(Chart and figure data)
☆ ☆ ☆ ☆ ☆ ☆ ☆
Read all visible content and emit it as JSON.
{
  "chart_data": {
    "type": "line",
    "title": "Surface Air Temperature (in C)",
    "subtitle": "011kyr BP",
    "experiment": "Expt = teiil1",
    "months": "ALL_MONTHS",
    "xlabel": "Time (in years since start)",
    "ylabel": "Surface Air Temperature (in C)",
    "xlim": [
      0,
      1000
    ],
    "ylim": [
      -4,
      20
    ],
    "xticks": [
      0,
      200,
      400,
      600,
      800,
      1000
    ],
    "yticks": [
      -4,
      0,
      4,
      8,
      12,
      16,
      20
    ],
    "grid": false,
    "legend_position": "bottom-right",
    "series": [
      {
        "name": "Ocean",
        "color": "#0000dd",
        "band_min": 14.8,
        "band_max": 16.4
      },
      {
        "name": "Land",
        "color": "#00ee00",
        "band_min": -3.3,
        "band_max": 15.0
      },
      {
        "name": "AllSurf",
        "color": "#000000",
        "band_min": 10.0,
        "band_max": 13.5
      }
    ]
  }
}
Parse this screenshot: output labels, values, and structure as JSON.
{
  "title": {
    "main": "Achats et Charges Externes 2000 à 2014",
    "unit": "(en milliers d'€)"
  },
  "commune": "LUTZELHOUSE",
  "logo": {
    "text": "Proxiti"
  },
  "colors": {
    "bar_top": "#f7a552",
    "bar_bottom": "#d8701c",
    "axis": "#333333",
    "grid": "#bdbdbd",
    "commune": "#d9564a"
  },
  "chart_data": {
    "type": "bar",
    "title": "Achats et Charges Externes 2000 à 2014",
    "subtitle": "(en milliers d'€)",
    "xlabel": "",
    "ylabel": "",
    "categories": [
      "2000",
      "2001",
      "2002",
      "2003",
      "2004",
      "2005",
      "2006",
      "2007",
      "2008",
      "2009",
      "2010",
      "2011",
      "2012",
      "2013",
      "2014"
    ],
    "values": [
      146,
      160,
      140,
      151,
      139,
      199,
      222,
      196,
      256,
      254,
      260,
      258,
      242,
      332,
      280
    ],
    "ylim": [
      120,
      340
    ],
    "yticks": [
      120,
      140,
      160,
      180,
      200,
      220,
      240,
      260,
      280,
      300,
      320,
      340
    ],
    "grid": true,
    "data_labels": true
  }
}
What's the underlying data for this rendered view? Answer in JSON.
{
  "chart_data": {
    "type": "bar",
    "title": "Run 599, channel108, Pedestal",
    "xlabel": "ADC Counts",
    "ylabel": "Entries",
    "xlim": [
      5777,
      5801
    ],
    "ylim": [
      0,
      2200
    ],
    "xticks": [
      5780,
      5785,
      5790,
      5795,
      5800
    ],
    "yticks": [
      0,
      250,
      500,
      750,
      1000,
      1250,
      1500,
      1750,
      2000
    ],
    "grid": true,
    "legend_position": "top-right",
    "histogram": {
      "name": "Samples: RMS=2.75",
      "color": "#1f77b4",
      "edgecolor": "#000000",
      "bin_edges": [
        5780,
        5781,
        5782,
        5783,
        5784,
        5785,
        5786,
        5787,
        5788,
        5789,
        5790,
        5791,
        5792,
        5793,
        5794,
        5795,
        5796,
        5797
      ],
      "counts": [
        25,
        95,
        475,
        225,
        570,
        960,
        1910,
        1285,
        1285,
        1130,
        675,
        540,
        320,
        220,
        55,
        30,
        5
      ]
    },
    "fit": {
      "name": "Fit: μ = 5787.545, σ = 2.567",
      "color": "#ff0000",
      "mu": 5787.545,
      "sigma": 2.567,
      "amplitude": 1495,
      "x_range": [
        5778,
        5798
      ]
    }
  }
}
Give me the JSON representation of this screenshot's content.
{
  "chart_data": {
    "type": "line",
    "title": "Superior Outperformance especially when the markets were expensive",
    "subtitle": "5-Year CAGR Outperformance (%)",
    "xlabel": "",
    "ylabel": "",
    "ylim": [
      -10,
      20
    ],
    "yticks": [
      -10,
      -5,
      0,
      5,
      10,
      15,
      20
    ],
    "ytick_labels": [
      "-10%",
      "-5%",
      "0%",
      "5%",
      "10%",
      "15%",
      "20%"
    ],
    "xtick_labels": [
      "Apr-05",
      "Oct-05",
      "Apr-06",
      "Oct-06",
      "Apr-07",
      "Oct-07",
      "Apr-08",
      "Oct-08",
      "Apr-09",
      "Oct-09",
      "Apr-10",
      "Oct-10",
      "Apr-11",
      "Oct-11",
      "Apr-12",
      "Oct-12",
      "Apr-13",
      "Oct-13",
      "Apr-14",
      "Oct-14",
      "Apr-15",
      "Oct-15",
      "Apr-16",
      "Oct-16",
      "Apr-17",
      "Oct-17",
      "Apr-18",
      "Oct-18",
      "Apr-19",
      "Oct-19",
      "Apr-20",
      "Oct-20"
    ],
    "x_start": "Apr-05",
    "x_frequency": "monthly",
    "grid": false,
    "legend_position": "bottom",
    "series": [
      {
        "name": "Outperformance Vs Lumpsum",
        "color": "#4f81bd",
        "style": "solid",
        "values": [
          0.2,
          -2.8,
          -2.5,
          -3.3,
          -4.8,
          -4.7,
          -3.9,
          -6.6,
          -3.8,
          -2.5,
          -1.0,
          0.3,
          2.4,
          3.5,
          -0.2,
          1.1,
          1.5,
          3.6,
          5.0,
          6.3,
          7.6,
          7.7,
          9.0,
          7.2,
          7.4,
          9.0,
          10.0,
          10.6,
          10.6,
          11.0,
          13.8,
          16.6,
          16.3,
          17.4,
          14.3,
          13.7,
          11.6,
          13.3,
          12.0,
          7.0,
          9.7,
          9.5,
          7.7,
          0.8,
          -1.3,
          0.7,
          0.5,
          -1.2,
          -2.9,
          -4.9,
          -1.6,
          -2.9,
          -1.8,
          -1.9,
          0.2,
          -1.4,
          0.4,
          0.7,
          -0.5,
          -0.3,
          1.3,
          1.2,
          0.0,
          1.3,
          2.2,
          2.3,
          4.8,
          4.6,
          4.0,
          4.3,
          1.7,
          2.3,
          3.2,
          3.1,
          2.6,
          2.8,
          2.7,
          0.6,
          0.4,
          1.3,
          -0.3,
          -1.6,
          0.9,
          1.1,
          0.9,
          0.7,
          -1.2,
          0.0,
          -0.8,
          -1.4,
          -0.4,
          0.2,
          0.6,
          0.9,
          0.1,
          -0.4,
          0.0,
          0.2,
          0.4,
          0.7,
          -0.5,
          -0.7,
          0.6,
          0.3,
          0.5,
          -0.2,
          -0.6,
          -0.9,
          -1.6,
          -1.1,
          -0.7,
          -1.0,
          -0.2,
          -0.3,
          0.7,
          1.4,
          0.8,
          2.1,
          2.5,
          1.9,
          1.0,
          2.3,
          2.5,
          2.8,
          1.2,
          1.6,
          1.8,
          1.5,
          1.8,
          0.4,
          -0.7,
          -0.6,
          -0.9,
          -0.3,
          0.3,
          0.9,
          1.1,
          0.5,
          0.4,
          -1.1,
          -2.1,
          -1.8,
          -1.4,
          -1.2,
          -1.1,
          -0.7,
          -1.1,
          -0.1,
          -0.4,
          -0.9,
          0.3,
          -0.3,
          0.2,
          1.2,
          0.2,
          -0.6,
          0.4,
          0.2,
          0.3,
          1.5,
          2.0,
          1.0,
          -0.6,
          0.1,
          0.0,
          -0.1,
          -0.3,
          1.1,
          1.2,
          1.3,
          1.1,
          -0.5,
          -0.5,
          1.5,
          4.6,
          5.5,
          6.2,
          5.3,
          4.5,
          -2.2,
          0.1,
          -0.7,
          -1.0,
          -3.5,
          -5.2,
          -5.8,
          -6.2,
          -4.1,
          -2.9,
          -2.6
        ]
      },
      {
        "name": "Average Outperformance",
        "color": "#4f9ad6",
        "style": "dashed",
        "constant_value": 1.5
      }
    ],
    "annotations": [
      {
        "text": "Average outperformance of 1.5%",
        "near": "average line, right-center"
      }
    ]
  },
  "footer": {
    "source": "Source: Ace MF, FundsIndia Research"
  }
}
☆ ☆ ☆ ☆ ☆ ☆ ☆
- Objective
Above are some records. Count the lines among them with the word "values", and answer with the number only.

- Output for this exercise
3